» **Instruction**
Scan the material and copy every line in which "heading" appears.

» **Supplied data**

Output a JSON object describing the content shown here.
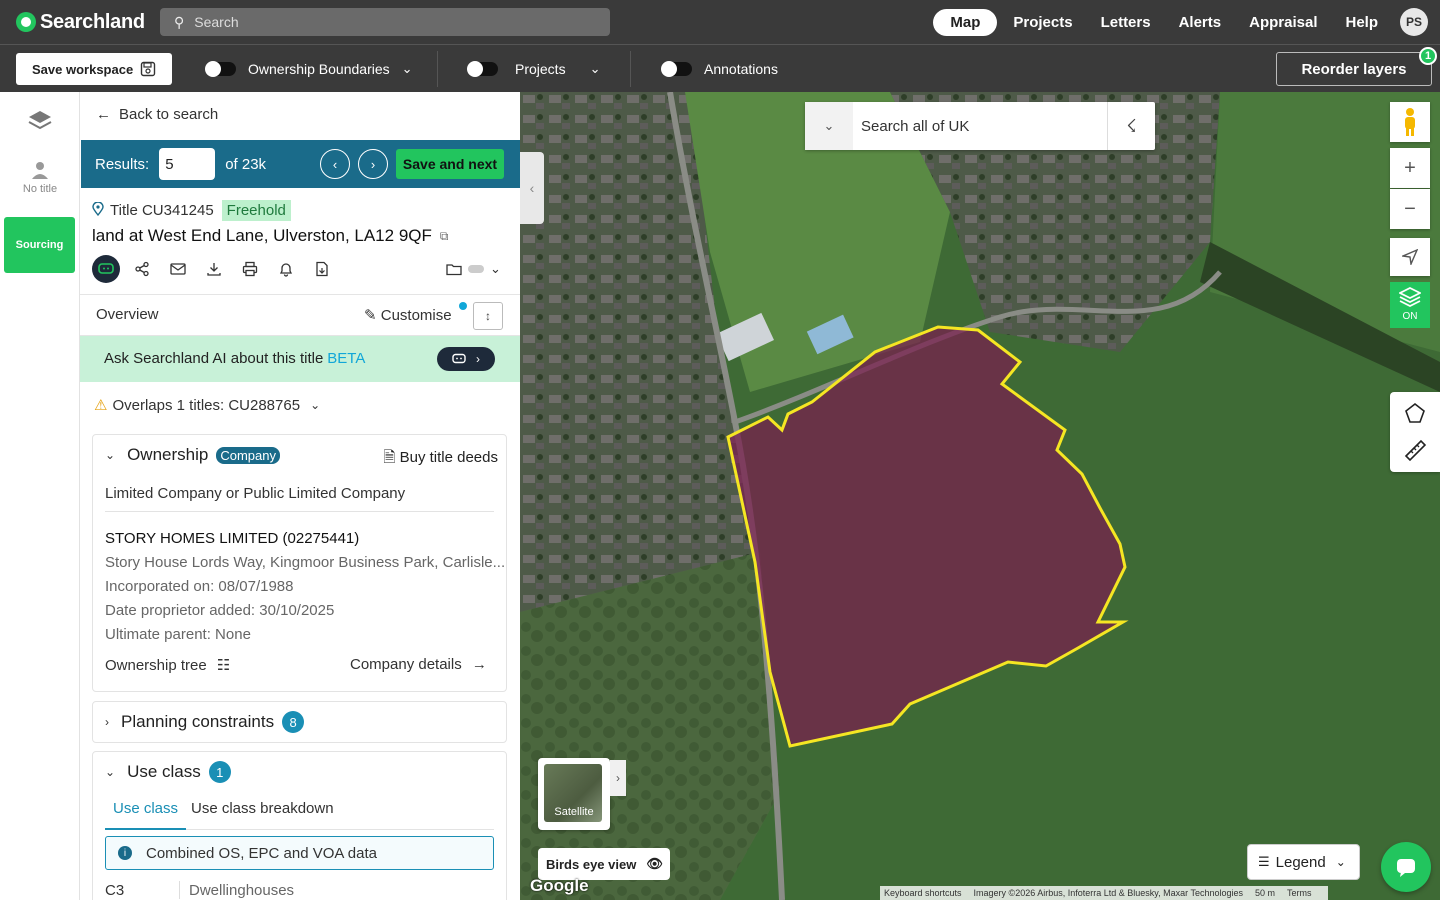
{
  "app": {
    "logo": "Searchland",
    "search_placeholder": "Search",
    "nav": [
      "Map",
      "Projects",
      "Letters",
      "Alerts",
      "Appraisal",
      "Help"
    ],
    "avatar": "PS"
  },
  "toolbar": {
    "save_workspace": "Save workspace",
    "ownership_boundaries": "Ownership Boundaries",
    "projects": "Projects",
    "annotations": "Annotations",
    "reorder_layers": "Reorder layers",
    "reorder_badge": "1"
  },
  "rail": {
    "no_title": "No title",
    "sourcing": "Sourcing"
  },
  "panel": {
    "back": "Back to search",
    "results_label": "Results:",
    "results_value": "5",
    "results_of": "of 23k",
    "save_next": "Save and next",
    "title_number": "Title CU341245",
    "tenure": "Freehold",
    "address": "land at West End Lane, Ulverston, LA12 9QF",
    "overview": "Overview",
    "customise": "Customise",
    "ai_prompt": "Ask Searchland AI about this title",
    "ai_beta": "BETA",
    "overlaps": "Overlaps 1 titles: CU288765"
  },
  "ownership": {
    "heading": "Ownership",
    "tag": "Company",
    "buy": "Buy title deeds",
    "type": "Limited Company or Public Limited Company",
    "company": "STORY HOMES LIMITED (02275441)",
    "address": "Story House Lords Way, Kingmoor Business Park, Carlisle...",
    "incorporated": "Incorporated on: 08/07/1988",
    "date_added": "Date proprietor added: 30/10/2025",
    "parent": "Ultimate parent:  None",
    "tree": "Ownership tree",
    "details": "Company details"
  },
  "planning": {
    "heading": "Planning constraints",
    "count": "8"
  },
  "use_class": {
    "heading": "Use class",
    "count": "1",
    "tabs": [
      "Use class",
      "Use class breakdown"
    ],
    "info": "Combined OS, EPC and VOA data",
    "row_code": "C3",
    "row_name": "Dwellinghouses"
  },
  "map": {
    "search": "Search all of UK",
    "layers_on": "ON",
    "satellite": "Satellite",
    "birds_eye": "Birds eye view",
    "google": "Google",
    "legend": "Legend",
    "attribution": [
      "Keyboard shortcuts",
      "Imagery ©2026 Airbus, Infoterra Ltd & Bluesky, Maxar Technologies",
      "50 m",
      "Terms"
    ],
    "boundary_color": "#f5e623",
    "fill_color": "#7a1f4f"
  }
}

» **Output for this task**
    "heading": "Ownership",
    "heading": "Planning constraints",
    "heading": "Use class",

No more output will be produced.